Exercise goal. Copy out the entries exactly, from the first line to the last.

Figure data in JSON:
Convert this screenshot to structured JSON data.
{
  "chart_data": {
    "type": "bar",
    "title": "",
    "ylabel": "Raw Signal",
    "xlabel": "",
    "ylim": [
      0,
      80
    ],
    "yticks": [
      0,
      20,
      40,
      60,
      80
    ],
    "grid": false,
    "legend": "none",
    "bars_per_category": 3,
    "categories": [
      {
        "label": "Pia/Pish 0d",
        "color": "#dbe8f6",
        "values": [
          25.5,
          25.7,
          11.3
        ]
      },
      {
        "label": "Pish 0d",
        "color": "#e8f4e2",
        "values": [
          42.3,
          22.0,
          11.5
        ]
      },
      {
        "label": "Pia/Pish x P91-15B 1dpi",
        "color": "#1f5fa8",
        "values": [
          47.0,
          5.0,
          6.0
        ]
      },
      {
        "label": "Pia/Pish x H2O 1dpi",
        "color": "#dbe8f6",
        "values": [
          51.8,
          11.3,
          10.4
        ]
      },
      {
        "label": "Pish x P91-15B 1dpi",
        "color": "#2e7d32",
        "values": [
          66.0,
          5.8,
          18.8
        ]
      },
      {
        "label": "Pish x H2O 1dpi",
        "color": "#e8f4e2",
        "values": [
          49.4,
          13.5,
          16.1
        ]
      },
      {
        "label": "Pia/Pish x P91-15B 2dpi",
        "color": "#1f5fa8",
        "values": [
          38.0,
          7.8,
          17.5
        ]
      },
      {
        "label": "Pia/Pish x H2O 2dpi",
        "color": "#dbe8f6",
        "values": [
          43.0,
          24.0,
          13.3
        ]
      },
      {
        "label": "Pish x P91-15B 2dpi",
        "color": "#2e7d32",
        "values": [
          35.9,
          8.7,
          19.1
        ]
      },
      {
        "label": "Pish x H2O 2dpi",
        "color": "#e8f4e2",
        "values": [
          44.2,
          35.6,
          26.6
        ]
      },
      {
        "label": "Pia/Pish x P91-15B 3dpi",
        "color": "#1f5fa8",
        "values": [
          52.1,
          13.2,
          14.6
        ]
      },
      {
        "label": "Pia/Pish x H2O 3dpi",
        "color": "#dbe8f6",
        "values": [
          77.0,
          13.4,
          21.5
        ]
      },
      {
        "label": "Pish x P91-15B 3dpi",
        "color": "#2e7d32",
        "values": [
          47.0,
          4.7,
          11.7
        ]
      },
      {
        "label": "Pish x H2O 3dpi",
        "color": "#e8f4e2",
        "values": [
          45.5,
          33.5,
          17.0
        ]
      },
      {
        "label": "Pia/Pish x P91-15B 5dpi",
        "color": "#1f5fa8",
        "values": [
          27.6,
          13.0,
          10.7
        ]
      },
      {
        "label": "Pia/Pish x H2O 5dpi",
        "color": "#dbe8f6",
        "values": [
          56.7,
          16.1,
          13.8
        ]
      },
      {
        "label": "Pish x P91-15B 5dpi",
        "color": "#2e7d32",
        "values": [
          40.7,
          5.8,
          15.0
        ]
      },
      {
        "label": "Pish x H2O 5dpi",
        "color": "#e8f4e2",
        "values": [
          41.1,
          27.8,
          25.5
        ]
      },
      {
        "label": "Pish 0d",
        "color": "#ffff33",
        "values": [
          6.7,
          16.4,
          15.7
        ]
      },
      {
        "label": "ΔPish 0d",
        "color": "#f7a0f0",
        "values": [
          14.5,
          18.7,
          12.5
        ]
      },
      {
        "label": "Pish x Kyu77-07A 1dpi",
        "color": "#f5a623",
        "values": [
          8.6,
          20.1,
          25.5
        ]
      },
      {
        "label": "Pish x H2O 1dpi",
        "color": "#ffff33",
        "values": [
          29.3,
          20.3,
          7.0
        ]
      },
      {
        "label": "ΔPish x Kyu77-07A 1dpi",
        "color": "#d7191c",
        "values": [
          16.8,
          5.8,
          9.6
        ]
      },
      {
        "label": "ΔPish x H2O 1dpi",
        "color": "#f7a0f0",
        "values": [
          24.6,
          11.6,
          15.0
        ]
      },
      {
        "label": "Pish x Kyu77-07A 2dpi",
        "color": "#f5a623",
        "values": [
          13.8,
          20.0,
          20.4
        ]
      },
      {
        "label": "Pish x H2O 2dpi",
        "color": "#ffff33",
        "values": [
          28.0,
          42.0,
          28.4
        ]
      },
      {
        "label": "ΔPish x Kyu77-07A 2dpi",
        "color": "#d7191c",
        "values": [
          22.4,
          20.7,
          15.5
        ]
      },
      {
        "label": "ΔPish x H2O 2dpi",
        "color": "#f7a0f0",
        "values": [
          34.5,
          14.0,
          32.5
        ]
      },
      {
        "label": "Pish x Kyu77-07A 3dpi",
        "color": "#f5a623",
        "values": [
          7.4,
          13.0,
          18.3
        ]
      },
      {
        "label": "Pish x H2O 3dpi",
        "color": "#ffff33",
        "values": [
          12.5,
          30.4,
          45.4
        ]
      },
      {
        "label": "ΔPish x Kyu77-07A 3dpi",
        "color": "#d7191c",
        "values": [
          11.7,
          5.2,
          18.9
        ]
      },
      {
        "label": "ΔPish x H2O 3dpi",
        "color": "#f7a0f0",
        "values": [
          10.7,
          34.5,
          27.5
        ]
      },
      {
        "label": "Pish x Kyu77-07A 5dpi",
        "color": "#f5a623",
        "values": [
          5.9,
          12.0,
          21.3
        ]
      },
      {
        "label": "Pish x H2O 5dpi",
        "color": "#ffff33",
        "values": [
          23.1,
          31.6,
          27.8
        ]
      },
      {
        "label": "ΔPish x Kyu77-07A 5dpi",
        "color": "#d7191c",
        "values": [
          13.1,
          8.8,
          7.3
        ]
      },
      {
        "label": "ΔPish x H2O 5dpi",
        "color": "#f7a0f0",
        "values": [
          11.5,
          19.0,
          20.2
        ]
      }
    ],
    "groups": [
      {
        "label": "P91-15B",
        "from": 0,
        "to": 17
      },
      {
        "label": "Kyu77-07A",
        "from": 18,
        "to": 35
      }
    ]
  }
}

Full solution.
Convert this screenshot to structured JSON data.
{
  "chart_data": {
    "type": "bar",
    "title": "",
    "ylabel": "Raw Signal",
    "xlabel": "",
    "ylim": [
      0,
      80
    ],
    "yticks": [
      0,
      20,
      40,
      60,
      80
    ],
    "grid": false,
    "legend": "none",
    "bars_per_category": 3,
    "categories": [
      {
        "label": "Pia/Pish 0d",
        "color": "#dbe8f6",
        "values": [
          25.5,
          25.7,
          11.3
        ]
      },
      {
        "label": "Pish 0d",
        "color": "#e8f4e2",
        "values": [
          42.3,
          22.0,
          11.5
        ]
      },
      {
        "label": "Pia/Pish x P91-15B 1dpi",
        "color": "#1f5fa8",
        "values": [
          47.0,
          5.0,
          6.0
        ]
      },
      {
        "label": "Pia/Pish x H2O 1dpi",
        "color": "#dbe8f6",
        "values": [
          51.8,
          11.3,
          10.4
        ]
      },
      {
        "label": "Pish x P91-15B 1dpi",
        "color": "#2e7d32",
        "values": [
          66.0,
          5.8,
          18.8
        ]
      },
      {
        "label": "Pish x H2O 1dpi",
        "color": "#e8f4e2",
        "values": [
          49.4,
          13.5,
          16.1
        ]
      },
      {
        "label": "Pia/Pish x P91-15B 2dpi",
        "color": "#1f5fa8",
        "values": [
          38.0,
          7.8,
          17.5
        ]
      },
      {
        "label": "Pia/Pish x H2O 2dpi",
        "color": "#dbe8f6",
        "values": [
          43.0,
          24.0,
          13.3
        ]
      },
      {
        "label": "Pish x P91-15B 2dpi",
        "color": "#2e7d32",
        "values": [
          35.9,
          8.7,
          19.1
        ]
      },
      {
        "label": "Pish x H2O 2dpi",
        "color": "#e8f4e2",
        "values": [
          44.2,
          35.6,
          26.6
        ]
      },
      {
        "label": "Pia/Pish x P91-15B 3dpi",
        "color": "#1f5fa8",
        "values": [
          52.1,
          13.2,
          14.6
        ]
      },
      {
        "label": "Pia/Pish x H2O 3dpi",
        "color": "#dbe8f6",
        "values": [
          77.0,
          13.4,
          21.5
        ]
      },
      {
        "label": "Pish x P91-15B 3dpi",
        "color": "#2e7d32",
        "values": [
          47.0,
          4.7,
          11.7
        ]
      },
      {
        "label": "Pish x H2O 3dpi",
        "color": "#e8f4e2",
        "values": [
          45.5,
          33.5,
          17.0
        ]
      },
      {
        "label": "Pia/Pish x P91-15B 5dpi",
        "color": "#1f5fa8",
        "values": [
          27.6,
          13.0,
          10.7
        ]
      },
      {
        "label": "Pia/Pish x H2O 5dpi",
        "color": "#dbe8f6",
        "values": [
          56.7,
          16.1,
          13.8
        ]
      },
      {
        "label": "Pish x P91-15B 5dpi",
        "color": "#2e7d32",
        "values": [
          40.7,
          5.8,
          15.0
        ]
      },
      {
        "label": "Pish x H2O 5dpi",
        "color": "#e8f4e2",
        "values": [
          41.1,
          27.8,
          25.5
        ]
      },
      {
        "label": "Pish 0d",
        "color": "#ffff33",
        "values": [
          6.7,
          16.4,
          15.7
        ]
      },
      {
        "label": "ΔPish 0d",
        "color": "#f7a0f0",
        "values": [
          14.5,
          18.7,
          12.5
        ]
      },
      {
        "label": "Pish x Kyu77-07A 1dpi",
        "color": "#f5a623",
        "values": [
          8.6,
          20.1,
          25.5
        ]
      },
      {
        "label": "Pish x H2O 1dpi",
        "color": "#ffff33",
        "values": [
          29.3,
          20.3,
          7.0
        ]
      },
      {
        "label": "ΔPish x Kyu77-07A 1dpi",
        "color": "#d7191c",
        "values": [
          16.8,
          5.8,
          9.6
        ]
      },
      {
        "label": "ΔPish x H2O 1dpi",
        "color": "#f7a0f0",
        "values": [
          24.6,
          11.6,
          15.0
        ]
      },
      {
        "label": "Pish x Kyu77-07A 2dpi",
        "color": "#f5a623",
        "values": [
          13.8,
          20.0,
          20.4
        ]
      },
      {
        "label": "Pish x H2O 2dpi",
        "color": "#ffff33",
        "values": [
          28.0,
          42.0,
          28.4
        ]
      },
      {
        "label": "ΔPish x Kyu77-07A 2dpi",
        "color": "#d7191c",
        "values": [
          22.4,
          20.7,
          15.5
        ]
      },
      {
        "label": "ΔPish x H2O 2dpi",
        "color": "#f7a0f0",
        "values": [
          34.5,
          14.0,
          32.5
        ]
      },
      {
        "label": "Pish x Kyu77-07A 3dpi",
        "color": "#f5a623",
        "values": [
          7.4,
          13.0,
          18.3
        ]
      },
      {
        "label": "Pish x H2O 3dpi",
        "color": "#ffff33",
        "values": [
          12.5,
          30.4,
          45.4
        ]
      },
      {
        "label": "ΔPish x Kyu77-07A 3dpi",
        "color": "#d7191c",
        "values": [
          11.7,
          5.2,
          18.9
        ]
      },
      {
        "label": "ΔPish x H2O 3dpi",
        "color": "#f7a0f0",
        "values": [
          10.7,
          34.5,
          27.5
        ]
      },
      {
        "label": "Pish x Kyu77-07A 5dpi",
        "color": "#f5a623",
        "values": [
          5.9,
          12.0,
          21.3
        ]
      },
      {
        "label": "Pish x H2O 5dpi",
        "color": "#ffff33",
        "values": [
          23.1,
          31.6,
          27.8
        ]
      },
      {
        "label": "ΔPish x Kyu77-07A 5dpi",
        "color": "#d7191c",
        "values": [
          13.1,
          8.8,
          7.3
        ]
      },
      {
        "label": "ΔPish x H2O 5dpi",
        "color": "#f7a0f0",
        "values": [
          11.5,
          19.0,
          20.2
        ]
      }
    ],
    "groups": [
      {
        "label": "P91-15B",
        "from": 0,
        "to": 17
      },
      {
        "label": "Kyu77-07A",
        "from": 18,
        "to": 35
      }
    ]
  }
}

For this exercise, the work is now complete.